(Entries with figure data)
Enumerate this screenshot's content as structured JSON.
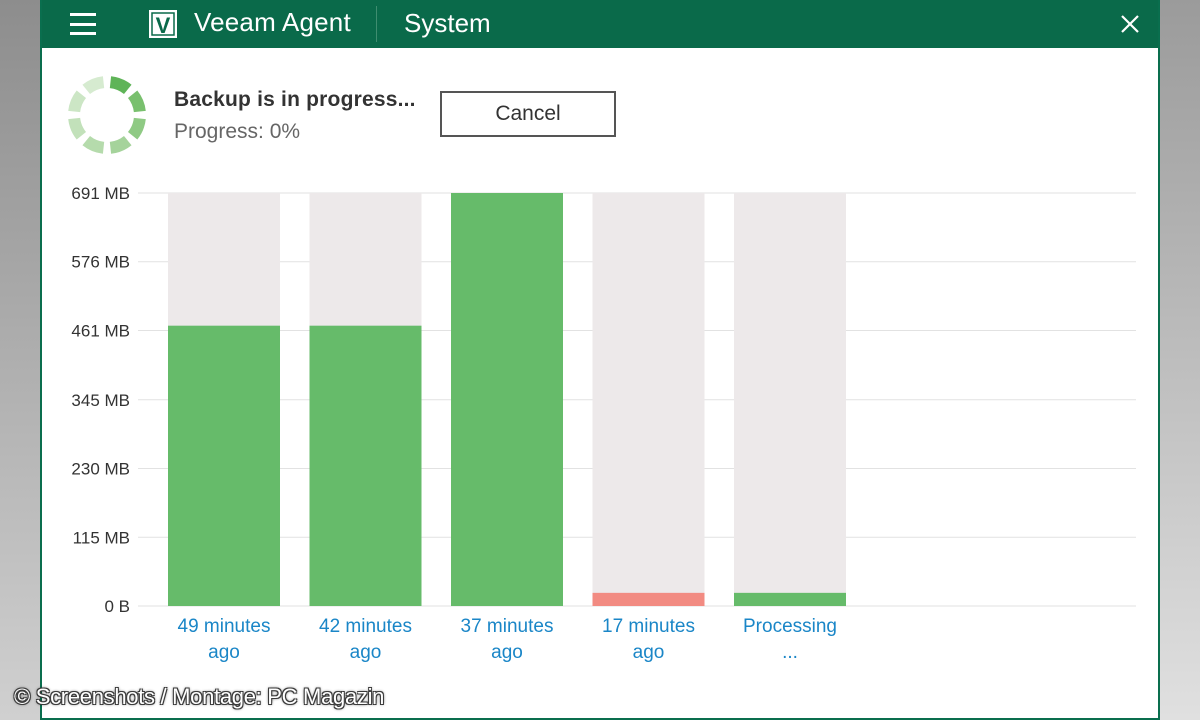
{
  "window": {
    "app_title": "Veeam Agent",
    "job_name": "System",
    "logo_letter": "V",
    "menu_icon": "hamburger-menu-icon",
    "close_icon": "close-icon"
  },
  "status": {
    "title": "Backup is in progress...",
    "progress_text": "Progress: 0%",
    "spinner_icon": "progress-spinner-icon"
  },
  "cancel_button": {
    "label": "Cancel"
  },
  "colors": {
    "titlebar": "#0a6a4a",
    "success": "#66bb6a",
    "failed": "#f28b82",
    "bar_background": "#ede9ea",
    "link": "#1a86c7"
  },
  "chart_data": {
    "type": "bar",
    "title": "",
    "xlabel": "",
    "ylabel": "",
    "unit": "MB",
    "ylim": [
      0,
      691
    ],
    "y_ticks": [
      {
        "value": 691,
        "label": "691 MB"
      },
      {
        "value": 576,
        "label": "576 MB"
      },
      {
        "value": 461,
        "label": "461 MB"
      },
      {
        "value": 345,
        "label": "345 MB"
      },
      {
        "value": 230,
        "label": "230 MB"
      },
      {
        "value": 115,
        "label": "115 MB"
      },
      {
        "value": 0,
        "label": "0 B"
      }
    ],
    "bars": [
      {
        "label_line1": "49 minutes",
        "label_line2": "ago",
        "value": 469,
        "status": "success"
      },
      {
        "label_line1": "42 minutes",
        "label_line2": "ago",
        "value": 469,
        "status": "success"
      },
      {
        "label_line1": "37 minutes",
        "label_line2": "ago",
        "value": 691,
        "status": "success"
      },
      {
        "label_line1": "17 minutes",
        "label_line2": "ago",
        "value": 22,
        "status": "failed"
      },
      {
        "label_line1": "Processing",
        "label_line2": "...",
        "value": 22,
        "status": "success"
      }
    ]
  },
  "watermark": {
    "text": "© Screenshots / Montage: PC Magazin"
  }
}
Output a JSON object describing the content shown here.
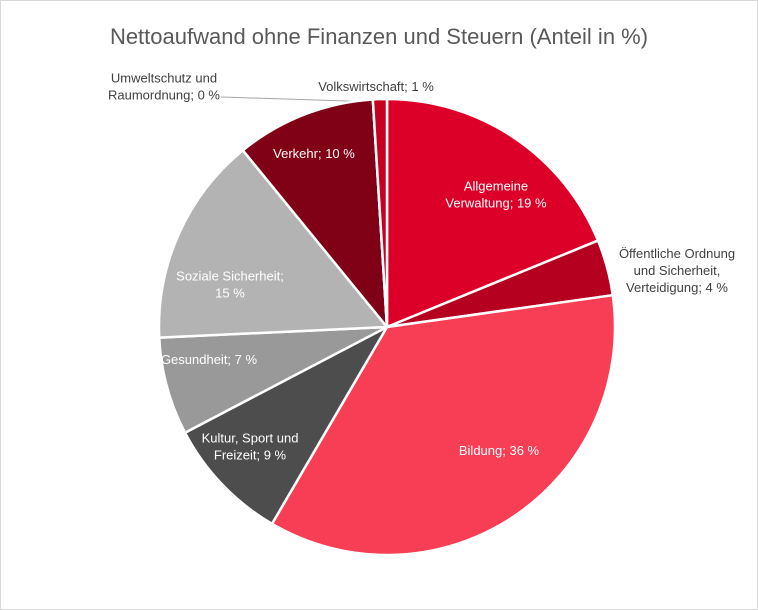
{
  "chart_data": {
    "type": "pie",
    "title": "Nettoaufwand ohne Finanzen und Steuern (Anteil in %)",
    "values": [
      19,
      4,
      36,
      9,
      7,
      15,
      10,
      0,
      1
    ],
    "value_labels": [
      "Allgemeine\nVerwaltung; 19 %",
      "Öffentliche Ordnung\nund Sicherheit,\nVerteidigung; 4 %",
      "Bildung; 36 %",
      "Kultur, Sport und\nFreizeit; 9 %",
      "Gesundheit; 7 %",
      "Soziale Sicherheit;\n15 %",
      "Verkehr; 10 %",
      "Umweltschutz und\nRaumordnung; 0 %",
      "Volkswirtschaft; 1 %"
    ],
    "colors": [
      "#dc0028",
      "#b5001f",
      "#f73e54",
      "#4d4d4d",
      "#999999",
      "#b3b3b3",
      "#800016",
      "#d0d0d0",
      "#c8001f"
    ]
  }
}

GIVEN REQUEST
Restate the whole listing above exactly, except for its images.

RESULT OF THIS TASK
Enumerate this screenshot's content as structured JSON.
{
  "window": {
    "app_title": "Veeam Agent",
    "job_name": "System",
    "logo_letter": "V",
    "menu_icon": "hamburger-menu-icon",
    "close_icon": "close-icon"
  },
  "status": {
    "title": "Backup is in progress...",
    "progress_text": "Progress: 0%",
    "spinner_icon": "progress-spinner-icon"
  },
  "cancel_button": {
    "label": "Cancel"
  },
  "colors": {
    "titlebar": "#0a6a4a",
    "success": "#66bb6a",
    "failed": "#f28b82",
    "bar_background": "#ede9ea",
    "link": "#1a86c7"
  },
  "chart_data": {
    "type": "bar",
    "title": "",
    "xlabel": "",
    "ylabel": "",
    "unit": "MB",
    "ylim": [
      0,
      691
    ],
    "y_ticks": [
      {
        "value": 691,
        "label": "691 MB"
      },
      {
        "value": 576,
        "label": "576 MB"
      },
      {
        "value": 461,
        "label": "461 MB"
      },
      {
        "value": 345,
        "label": "345 MB"
      },
      {
        "value": 230,
        "label": "230 MB"
      },
      {
        "value": 115,
        "label": "115 MB"
      },
      {
        "value": 0,
        "label": "0 B"
      }
    ],
    "bars": [
      {
        "label_line1": "49 minutes",
        "label_line2": "ago",
        "value": 469,
        "status": "success"
      },
      {
        "label_line1": "42 minutes",
        "label_line2": "ago",
        "value": 469,
        "status": "success"
      },
      {
        "label_line1": "37 minutes",
        "label_line2": "ago",
        "value": 691,
        "status": "success"
      },
      {
        "label_line1": "17 minutes",
        "label_line2": "ago",
        "value": 22,
        "status": "failed"
      },
      {
        "label_line1": "Processing",
        "label_line2": "...",
        "value": 22,
        "status": "success"
      }
    ]
  },
  "watermark": {
    "text": "© Screenshots / Montage: PC Magazin"
  }
}
Output a JSON object describing the content shown here.
{
  "chart_data": {
    "type": "pie",
    "title": "Nettoaufwand ohne Finanzen und Steuern (Anteil in %)",
    "values": [
      19,
      4,
      36,
      9,
      7,
      15,
      10,
      0,
      1
    ],
    "value_labels": [
      "Allgemeine\nVerwaltung; 19 %",
      "Öffentliche Ordnung\nund Sicherheit,\nVerteidigung; 4 %",
      "Bildung; 36 %",
      "Kultur, Sport und\nFreizeit; 9 %",
      "Gesundheit; 7 %",
      "Soziale Sicherheit;\n15 %",
      "Verkehr; 10 %",
      "Umweltschutz und\nRaumordnung; 0 %",
      "Volkswirtschaft; 1 %"
    ],
    "colors": [
      "#dc0028",
      "#b5001f",
      "#f73e54",
      "#4d4d4d",
      "#999999",
      "#b3b3b3",
      "#800016",
      "#d0d0d0",
      "#c8001f"
    ]
  }
}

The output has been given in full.